**Excerpted records**
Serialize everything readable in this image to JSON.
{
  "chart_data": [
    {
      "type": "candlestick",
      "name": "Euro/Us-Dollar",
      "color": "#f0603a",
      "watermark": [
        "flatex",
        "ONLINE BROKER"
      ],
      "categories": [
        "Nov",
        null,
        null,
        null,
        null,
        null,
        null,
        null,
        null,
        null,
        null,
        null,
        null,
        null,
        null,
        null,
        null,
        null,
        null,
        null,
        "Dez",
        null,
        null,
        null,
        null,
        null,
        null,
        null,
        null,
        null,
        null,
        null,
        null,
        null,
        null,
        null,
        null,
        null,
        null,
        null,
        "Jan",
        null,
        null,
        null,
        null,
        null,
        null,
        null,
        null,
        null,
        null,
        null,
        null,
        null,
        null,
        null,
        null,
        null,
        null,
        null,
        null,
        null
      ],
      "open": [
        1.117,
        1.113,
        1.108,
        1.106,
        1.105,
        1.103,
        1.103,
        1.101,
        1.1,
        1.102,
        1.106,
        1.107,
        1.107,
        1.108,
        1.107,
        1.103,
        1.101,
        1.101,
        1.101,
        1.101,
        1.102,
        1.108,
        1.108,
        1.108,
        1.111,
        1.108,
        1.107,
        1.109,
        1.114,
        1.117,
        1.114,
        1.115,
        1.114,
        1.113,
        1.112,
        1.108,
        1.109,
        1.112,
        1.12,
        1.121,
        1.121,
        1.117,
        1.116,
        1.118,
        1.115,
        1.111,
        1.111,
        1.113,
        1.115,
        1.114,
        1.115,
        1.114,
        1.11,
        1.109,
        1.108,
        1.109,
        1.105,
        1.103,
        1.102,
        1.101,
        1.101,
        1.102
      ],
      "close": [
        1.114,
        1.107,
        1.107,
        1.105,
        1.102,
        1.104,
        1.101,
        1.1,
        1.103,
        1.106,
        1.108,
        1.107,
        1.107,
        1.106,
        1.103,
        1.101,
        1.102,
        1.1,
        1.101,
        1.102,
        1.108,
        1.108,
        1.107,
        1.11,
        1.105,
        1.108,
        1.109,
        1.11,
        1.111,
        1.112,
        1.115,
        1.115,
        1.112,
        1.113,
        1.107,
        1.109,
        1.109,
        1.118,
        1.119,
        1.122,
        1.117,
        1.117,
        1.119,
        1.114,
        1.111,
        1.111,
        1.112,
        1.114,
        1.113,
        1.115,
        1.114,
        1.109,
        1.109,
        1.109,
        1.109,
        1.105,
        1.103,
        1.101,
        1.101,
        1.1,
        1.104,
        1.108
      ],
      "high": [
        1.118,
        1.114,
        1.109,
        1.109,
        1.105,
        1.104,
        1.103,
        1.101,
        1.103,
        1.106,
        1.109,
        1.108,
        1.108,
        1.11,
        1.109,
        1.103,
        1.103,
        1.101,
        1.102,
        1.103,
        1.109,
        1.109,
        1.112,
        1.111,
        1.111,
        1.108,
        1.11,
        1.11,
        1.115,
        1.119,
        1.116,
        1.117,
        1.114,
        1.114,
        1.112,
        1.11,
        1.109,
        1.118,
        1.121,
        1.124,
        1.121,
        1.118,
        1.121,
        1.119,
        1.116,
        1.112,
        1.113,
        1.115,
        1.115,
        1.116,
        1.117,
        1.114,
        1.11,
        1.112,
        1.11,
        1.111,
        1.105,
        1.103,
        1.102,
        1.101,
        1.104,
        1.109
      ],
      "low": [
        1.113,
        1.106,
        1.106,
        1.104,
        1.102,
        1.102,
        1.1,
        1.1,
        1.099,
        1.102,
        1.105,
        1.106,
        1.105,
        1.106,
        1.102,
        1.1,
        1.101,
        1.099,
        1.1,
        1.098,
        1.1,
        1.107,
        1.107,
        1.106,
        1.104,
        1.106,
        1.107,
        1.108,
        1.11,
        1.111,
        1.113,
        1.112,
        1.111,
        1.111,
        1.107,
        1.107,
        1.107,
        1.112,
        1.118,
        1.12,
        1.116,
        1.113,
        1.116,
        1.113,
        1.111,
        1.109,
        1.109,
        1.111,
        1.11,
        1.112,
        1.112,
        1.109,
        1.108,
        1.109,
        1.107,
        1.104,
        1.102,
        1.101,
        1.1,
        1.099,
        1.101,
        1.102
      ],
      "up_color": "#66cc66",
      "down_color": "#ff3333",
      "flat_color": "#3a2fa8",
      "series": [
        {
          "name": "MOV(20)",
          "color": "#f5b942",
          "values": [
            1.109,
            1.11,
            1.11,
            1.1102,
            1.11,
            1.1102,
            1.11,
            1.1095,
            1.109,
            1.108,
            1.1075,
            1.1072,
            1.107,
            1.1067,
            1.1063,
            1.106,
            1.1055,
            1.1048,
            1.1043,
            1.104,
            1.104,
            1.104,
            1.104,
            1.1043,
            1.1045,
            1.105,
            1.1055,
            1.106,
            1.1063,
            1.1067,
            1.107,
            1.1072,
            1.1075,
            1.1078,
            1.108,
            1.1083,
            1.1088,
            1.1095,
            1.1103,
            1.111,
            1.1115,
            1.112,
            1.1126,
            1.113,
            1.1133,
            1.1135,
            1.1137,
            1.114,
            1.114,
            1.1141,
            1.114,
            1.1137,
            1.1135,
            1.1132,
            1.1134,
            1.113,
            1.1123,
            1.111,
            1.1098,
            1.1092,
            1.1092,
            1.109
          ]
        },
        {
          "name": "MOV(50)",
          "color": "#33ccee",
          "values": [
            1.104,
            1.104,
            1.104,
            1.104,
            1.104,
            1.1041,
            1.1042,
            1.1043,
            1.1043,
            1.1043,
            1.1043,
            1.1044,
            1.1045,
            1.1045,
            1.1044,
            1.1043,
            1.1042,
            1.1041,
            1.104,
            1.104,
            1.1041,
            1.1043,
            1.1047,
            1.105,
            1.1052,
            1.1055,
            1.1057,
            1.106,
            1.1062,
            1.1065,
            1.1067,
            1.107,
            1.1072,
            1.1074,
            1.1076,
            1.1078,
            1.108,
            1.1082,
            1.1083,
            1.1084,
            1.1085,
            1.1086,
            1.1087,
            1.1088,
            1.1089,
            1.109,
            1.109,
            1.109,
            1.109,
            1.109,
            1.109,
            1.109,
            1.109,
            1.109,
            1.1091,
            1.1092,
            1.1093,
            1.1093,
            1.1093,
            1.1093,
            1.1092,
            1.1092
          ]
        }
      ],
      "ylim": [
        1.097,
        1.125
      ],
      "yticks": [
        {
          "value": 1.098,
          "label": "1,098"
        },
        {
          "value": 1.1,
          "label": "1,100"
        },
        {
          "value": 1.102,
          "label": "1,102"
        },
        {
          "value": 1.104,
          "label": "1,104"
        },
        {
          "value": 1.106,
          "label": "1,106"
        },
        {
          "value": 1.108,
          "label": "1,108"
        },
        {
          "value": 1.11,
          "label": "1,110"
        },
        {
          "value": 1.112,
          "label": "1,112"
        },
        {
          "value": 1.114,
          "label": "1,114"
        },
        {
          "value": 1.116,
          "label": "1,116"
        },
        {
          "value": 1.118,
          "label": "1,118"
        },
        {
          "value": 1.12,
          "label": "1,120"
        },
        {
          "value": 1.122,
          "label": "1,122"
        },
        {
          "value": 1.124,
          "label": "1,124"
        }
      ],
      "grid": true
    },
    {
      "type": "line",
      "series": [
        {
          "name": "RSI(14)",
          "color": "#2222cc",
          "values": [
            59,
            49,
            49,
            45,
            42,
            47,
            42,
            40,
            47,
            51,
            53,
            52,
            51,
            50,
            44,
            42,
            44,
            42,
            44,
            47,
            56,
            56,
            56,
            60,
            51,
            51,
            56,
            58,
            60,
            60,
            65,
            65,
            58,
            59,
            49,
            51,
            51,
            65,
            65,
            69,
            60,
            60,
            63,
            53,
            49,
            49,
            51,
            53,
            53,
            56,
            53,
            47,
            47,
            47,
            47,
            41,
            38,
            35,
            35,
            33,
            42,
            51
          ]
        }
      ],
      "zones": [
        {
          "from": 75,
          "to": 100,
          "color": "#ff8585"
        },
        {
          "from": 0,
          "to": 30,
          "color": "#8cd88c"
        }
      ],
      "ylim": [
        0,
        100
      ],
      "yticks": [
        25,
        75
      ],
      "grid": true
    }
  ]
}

**What you are asked to do**
Go through the records and gather the lines that hold "name".

**Written solution**
      "name": "Euro/Us-Dollar",
          "name": "MOV(20)",
          "name": "MOV(50)",
          "name": "RSI(14)",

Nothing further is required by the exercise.